→ MATERIAL PROVIDED
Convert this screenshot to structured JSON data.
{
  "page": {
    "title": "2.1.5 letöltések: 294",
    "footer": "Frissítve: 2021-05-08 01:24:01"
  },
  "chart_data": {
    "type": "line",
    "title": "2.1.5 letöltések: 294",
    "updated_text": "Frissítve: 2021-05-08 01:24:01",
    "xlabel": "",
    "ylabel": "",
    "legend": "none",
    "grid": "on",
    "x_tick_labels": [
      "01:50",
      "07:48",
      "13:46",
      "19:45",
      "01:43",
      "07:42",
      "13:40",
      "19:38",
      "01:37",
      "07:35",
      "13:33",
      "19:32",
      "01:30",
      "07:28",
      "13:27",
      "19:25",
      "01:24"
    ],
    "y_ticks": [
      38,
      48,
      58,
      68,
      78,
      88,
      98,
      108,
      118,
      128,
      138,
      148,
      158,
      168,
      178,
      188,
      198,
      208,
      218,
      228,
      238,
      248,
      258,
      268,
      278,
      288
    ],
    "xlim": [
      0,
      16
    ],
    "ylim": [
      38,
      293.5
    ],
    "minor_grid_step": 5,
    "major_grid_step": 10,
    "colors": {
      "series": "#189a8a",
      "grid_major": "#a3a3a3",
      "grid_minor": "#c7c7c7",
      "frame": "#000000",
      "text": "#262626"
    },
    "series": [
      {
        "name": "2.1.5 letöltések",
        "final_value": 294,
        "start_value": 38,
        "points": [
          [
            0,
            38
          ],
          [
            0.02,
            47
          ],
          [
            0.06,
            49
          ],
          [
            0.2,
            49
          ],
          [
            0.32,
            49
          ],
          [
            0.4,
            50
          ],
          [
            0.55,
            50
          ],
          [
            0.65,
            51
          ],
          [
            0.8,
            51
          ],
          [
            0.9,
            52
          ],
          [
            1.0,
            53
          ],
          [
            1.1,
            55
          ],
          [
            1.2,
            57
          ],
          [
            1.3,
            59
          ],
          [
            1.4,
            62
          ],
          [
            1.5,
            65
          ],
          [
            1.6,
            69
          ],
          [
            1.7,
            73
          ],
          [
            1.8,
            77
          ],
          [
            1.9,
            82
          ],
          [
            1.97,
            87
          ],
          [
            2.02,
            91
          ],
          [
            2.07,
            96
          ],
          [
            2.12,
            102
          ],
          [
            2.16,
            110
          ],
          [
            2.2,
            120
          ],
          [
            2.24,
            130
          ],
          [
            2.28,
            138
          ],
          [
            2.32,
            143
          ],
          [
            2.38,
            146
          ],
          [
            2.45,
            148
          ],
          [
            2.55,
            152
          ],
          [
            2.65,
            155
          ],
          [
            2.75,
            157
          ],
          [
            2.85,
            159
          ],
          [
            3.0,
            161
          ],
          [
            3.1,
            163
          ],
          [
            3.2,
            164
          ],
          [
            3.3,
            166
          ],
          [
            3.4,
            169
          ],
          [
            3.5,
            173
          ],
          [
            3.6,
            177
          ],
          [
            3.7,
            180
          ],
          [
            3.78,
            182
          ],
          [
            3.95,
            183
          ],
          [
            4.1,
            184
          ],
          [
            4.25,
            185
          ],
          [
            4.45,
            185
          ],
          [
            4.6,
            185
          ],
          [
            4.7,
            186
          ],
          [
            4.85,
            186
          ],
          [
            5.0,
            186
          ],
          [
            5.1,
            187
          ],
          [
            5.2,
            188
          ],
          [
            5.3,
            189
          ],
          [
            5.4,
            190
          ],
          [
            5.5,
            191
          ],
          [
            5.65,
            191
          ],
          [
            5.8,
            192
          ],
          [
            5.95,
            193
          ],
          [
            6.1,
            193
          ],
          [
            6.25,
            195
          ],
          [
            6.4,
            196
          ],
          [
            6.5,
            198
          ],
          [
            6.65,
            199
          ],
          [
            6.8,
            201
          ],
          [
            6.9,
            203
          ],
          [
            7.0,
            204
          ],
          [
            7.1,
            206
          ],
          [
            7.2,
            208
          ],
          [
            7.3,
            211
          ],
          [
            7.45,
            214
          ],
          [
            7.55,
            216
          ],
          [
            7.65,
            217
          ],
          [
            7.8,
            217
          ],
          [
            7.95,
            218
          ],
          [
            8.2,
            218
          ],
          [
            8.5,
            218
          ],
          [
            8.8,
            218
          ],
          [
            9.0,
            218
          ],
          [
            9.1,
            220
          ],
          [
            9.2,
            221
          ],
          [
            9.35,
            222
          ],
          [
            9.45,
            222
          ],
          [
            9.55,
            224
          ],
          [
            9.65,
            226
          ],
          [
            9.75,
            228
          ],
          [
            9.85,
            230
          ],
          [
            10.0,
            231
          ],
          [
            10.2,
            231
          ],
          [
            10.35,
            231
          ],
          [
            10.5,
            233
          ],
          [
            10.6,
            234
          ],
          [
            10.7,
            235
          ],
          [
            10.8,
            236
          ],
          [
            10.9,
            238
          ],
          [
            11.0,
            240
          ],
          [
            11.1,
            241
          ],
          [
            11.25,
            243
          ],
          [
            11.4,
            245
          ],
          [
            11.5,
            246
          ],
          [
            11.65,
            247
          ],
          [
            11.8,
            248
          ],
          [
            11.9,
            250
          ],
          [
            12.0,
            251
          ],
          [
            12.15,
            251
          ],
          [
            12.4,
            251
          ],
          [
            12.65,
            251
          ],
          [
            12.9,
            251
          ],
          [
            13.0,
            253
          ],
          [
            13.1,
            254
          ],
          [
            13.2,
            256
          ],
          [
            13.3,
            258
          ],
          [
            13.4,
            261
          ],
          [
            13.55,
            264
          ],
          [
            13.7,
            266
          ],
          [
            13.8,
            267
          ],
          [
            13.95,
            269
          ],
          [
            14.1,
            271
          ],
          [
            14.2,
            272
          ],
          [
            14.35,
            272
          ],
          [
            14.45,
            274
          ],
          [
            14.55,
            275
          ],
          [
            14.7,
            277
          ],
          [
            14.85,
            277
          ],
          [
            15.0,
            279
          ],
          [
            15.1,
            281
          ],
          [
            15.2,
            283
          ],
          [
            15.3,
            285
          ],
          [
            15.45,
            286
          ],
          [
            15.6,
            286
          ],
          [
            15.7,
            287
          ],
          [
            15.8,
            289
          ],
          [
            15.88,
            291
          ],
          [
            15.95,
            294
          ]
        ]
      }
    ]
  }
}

→ WRITTEN PROBLEM
From the entries, report each line that includes the word "Frissítve".

→ ANSWER TO THIS PROBLEM
    "footer": "Frissítve: 2021-05-08 01:24:01"
    "updated_text": "Frissítve: 2021-05-08 01:24:01",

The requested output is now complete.